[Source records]
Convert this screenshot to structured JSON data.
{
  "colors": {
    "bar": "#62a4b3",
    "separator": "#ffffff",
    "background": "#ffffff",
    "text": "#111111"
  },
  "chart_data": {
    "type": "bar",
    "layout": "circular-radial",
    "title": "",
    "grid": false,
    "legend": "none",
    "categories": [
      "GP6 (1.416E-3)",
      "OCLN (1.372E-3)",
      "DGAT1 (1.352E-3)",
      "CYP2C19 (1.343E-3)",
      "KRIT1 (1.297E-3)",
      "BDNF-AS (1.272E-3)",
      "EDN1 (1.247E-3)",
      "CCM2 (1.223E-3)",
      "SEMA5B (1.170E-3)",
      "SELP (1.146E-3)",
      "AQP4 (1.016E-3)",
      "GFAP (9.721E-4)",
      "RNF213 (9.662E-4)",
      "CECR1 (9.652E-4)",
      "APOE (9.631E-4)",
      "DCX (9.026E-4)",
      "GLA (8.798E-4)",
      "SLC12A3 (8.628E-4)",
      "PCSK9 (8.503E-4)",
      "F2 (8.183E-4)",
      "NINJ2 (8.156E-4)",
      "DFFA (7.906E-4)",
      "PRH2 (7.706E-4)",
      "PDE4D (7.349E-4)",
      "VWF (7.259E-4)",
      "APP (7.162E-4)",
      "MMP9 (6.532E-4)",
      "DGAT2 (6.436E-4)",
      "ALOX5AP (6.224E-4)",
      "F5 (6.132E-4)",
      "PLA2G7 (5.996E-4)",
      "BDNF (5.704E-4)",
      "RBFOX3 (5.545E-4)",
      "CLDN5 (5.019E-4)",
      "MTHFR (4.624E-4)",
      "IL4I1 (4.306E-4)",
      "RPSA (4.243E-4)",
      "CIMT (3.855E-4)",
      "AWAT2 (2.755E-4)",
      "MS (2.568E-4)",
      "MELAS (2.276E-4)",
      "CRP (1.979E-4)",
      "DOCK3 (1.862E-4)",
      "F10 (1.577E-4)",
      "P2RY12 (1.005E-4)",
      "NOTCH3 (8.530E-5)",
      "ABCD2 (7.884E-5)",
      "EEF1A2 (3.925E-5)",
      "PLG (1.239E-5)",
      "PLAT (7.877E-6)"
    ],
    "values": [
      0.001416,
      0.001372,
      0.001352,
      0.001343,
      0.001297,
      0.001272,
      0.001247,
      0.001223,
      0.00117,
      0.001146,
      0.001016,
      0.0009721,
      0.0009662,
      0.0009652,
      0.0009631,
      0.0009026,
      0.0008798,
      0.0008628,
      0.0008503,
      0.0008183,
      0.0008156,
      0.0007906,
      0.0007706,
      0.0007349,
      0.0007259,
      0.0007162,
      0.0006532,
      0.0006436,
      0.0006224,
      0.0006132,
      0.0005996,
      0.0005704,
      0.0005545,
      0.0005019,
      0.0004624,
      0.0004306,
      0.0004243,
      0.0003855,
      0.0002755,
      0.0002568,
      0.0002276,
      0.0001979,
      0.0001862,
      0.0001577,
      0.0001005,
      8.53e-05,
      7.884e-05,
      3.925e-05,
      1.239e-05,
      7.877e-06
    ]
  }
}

Task directions —
Using the listing, copy every line where the word "ffffff" shows up.

Answer —
    "separator": "#ffffff",
    "background": "#ffffff",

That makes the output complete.